┌─ GIVEN DATA

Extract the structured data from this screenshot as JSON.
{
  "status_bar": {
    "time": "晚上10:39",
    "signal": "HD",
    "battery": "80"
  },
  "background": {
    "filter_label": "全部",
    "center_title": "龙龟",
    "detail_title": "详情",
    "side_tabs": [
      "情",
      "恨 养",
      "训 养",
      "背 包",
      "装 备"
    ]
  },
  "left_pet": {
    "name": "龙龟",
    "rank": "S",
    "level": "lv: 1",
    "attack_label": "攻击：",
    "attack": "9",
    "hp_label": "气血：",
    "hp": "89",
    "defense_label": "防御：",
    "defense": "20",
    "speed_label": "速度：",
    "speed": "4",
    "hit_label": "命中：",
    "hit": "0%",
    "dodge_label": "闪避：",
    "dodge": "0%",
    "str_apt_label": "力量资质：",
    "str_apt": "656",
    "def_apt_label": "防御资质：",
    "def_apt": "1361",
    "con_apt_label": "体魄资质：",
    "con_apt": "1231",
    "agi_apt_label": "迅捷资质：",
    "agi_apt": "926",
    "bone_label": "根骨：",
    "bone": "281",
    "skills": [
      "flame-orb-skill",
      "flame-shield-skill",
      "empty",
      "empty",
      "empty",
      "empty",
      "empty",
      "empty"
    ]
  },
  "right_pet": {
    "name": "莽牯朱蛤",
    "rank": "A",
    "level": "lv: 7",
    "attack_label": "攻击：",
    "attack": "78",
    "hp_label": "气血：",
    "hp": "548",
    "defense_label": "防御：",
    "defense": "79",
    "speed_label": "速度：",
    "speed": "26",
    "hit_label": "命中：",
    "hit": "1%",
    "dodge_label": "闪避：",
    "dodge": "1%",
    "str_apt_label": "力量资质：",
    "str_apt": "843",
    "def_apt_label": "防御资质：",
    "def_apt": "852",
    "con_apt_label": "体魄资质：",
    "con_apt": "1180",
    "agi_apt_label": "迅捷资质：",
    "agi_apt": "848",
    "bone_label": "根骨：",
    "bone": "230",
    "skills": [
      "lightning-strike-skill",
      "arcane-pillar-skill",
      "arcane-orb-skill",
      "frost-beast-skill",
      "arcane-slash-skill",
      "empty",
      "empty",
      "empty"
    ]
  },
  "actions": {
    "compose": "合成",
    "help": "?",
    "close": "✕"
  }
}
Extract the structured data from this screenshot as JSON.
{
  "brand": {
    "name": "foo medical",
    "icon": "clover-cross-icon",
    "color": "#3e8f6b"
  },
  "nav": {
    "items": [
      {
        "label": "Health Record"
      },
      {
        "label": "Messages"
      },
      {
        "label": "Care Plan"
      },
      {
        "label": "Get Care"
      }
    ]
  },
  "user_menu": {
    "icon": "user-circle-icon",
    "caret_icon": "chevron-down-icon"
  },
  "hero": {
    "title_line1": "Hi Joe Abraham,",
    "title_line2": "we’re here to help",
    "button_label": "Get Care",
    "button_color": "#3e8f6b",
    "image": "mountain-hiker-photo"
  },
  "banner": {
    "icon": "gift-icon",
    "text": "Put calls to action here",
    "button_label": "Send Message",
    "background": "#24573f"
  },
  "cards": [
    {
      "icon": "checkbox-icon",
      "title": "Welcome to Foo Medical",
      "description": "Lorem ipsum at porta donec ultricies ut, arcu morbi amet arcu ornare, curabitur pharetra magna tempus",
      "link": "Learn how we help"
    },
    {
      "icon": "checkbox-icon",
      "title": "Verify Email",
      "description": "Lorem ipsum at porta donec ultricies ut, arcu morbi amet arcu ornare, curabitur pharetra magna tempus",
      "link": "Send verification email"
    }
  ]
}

└─

» TASK TO CARRY OUT:
Track down every line holding the string "Send" and copy it.

» EXERCISE OUTPUT:
    "button_label": "Send Message",
      "link": "Send verification email"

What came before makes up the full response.